■ GOAL ■
Your task is to output the data exactly as it stands.

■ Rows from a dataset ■

▼

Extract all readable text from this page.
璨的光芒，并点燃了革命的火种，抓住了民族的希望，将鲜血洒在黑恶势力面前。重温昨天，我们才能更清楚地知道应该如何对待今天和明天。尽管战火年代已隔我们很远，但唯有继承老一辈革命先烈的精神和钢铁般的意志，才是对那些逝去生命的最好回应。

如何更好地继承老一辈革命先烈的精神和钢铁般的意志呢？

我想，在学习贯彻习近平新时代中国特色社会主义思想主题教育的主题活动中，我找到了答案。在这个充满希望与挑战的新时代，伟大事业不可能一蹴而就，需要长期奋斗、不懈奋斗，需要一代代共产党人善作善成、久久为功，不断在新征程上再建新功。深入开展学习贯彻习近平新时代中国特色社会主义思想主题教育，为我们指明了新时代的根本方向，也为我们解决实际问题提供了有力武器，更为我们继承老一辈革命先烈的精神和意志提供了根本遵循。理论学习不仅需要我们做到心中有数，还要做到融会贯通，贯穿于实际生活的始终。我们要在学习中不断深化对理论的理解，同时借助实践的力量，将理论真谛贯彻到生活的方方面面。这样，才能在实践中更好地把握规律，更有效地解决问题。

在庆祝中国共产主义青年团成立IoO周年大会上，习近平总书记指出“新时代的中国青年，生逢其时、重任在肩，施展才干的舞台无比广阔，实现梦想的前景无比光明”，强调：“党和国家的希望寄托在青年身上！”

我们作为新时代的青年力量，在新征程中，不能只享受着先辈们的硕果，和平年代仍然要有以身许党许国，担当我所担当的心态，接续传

▲

■ THE ANSWER ■
Extract all readable text from this page.
璨的光芒，并点燃了革命的火种，抓住了民族的希望，将鲜血洒在黑恶势力面前。重温昨天，我们才能更清楚地知道应该如何对待今天和明天。尽管战火年代已隔我们很远，但唯有继承老一辈革命先烈的精神和钢铁般的意志，才是对那些逝去生命的最好回应。

如何更好地继承老一辈革命先烈的精神和钢铁般的意志呢？

我想，在学习贯彻习近平新时代中国特色社会主义思想主题教育的主题活动中，我找到了答案。在这个充满希望与挑战的新时代，伟大事业不可能一蹴而就，需要长期奋斗、不懈奋斗，需要一代代共产党人善作善成、久久为功，不断在新征程上再建新功。深入开展学习贯彻习近平新时代中国特色社会主义思想主题教育，为我们指明了新时代的根本方向，也为我们解决实际问题提供了有力武器，更为我们继承老一辈革命先烈的精神和意志提供了根本遵循。理论学习不仅需要我们做到心中有数，还要做到融会贯通，贯穿于实际生活的始终。我们要在学习中不断深化对理论的理解，同时借助实践的力量，将理论真谛贯彻到生活的方方面面。这样，才能在实践中更好地把握规律，更有效地解决问题。

在庆祝中国共产主义青年团成立IoO周年大会上，习近平总书记指出“新时代的中国青年，生逢其时、重任在肩，施展才干的舞台无比广阔，实现梦想的前景无比光明”，强调：“党和国家的希望寄托在青年身上！”

我们作为新时代的青年力量，在新征程中，不能只享受着先辈们的硕果，和平年代仍然要有以身许党许国，担当我所担当的心态，接续传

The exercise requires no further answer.